Pull every line holding the string "screenshot" from the records below.
★ ★ ★
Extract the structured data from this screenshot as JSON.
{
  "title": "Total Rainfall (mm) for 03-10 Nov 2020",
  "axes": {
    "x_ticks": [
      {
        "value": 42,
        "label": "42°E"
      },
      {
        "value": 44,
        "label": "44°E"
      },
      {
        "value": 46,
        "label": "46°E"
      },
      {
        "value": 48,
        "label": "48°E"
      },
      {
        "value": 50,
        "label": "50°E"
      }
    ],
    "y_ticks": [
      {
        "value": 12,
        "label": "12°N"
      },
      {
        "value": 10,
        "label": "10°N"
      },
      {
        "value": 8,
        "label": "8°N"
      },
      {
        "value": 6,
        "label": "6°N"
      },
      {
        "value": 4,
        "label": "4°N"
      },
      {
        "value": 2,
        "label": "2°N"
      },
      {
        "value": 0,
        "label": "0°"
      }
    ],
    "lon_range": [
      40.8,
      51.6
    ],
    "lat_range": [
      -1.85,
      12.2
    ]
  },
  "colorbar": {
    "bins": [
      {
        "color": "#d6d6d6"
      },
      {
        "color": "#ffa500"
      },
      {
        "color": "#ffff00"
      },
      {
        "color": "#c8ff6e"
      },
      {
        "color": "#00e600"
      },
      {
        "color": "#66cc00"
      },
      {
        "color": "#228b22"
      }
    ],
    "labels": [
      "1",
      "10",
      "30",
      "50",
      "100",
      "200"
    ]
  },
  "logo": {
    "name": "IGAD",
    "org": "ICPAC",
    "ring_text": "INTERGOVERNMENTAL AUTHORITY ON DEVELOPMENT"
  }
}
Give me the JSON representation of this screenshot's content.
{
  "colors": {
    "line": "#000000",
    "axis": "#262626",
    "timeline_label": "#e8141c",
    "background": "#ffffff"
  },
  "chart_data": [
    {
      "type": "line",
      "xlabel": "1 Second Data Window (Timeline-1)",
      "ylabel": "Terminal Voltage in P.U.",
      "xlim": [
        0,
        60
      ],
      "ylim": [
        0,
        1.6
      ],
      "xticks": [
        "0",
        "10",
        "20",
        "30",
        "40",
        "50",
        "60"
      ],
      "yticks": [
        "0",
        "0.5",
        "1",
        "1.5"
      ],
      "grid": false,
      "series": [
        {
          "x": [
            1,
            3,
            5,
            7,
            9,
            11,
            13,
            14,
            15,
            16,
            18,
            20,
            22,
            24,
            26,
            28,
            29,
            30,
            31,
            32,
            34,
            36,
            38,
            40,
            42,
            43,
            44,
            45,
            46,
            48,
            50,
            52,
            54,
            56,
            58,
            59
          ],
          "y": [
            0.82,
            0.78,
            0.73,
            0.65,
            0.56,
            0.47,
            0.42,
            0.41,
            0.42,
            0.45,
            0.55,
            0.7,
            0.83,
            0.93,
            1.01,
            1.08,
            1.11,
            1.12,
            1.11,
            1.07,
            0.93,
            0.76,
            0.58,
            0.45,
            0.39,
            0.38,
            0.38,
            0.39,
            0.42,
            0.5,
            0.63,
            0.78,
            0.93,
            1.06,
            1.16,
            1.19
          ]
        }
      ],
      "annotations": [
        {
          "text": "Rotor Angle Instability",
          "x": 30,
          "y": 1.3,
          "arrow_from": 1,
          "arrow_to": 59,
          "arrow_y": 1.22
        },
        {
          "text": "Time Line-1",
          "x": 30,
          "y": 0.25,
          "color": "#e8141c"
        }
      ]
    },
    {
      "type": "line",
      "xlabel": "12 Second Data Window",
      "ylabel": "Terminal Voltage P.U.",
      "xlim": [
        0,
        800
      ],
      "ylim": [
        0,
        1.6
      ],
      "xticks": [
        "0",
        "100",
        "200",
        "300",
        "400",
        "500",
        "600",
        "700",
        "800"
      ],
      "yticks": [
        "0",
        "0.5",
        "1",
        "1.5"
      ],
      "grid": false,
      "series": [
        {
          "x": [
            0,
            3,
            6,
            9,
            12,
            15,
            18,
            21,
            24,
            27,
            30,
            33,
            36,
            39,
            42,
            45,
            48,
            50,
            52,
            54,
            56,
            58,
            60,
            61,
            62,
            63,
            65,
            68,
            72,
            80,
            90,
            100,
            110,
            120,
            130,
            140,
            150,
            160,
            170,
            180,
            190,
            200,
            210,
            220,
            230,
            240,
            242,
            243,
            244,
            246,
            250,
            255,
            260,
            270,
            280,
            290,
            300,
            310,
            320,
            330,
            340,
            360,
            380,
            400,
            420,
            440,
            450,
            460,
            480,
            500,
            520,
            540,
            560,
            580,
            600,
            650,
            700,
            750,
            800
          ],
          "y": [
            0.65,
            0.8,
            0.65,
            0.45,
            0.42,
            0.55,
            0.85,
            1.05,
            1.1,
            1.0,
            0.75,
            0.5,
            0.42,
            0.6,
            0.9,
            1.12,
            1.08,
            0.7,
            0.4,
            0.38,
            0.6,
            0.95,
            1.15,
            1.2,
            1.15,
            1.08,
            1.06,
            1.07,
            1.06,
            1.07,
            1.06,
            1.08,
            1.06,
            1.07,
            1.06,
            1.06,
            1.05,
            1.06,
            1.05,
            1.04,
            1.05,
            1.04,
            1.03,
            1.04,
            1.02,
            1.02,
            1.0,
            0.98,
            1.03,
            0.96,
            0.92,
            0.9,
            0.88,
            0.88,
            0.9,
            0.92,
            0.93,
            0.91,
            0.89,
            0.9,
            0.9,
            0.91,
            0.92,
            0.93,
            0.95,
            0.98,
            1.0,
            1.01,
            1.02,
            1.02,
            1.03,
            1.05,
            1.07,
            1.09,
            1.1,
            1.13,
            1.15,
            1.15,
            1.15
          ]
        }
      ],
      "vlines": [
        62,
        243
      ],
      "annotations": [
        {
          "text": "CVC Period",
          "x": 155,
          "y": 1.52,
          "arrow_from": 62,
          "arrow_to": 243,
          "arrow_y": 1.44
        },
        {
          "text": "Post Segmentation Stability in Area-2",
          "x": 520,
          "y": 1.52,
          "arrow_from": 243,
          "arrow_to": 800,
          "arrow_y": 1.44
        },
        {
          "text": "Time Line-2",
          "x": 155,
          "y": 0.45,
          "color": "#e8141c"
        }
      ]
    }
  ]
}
★ ★ ★
▶ Answer to this exercise
Extract the structured data from this screenshot as JSON.
Give me the JSON representation of this screenshot's content.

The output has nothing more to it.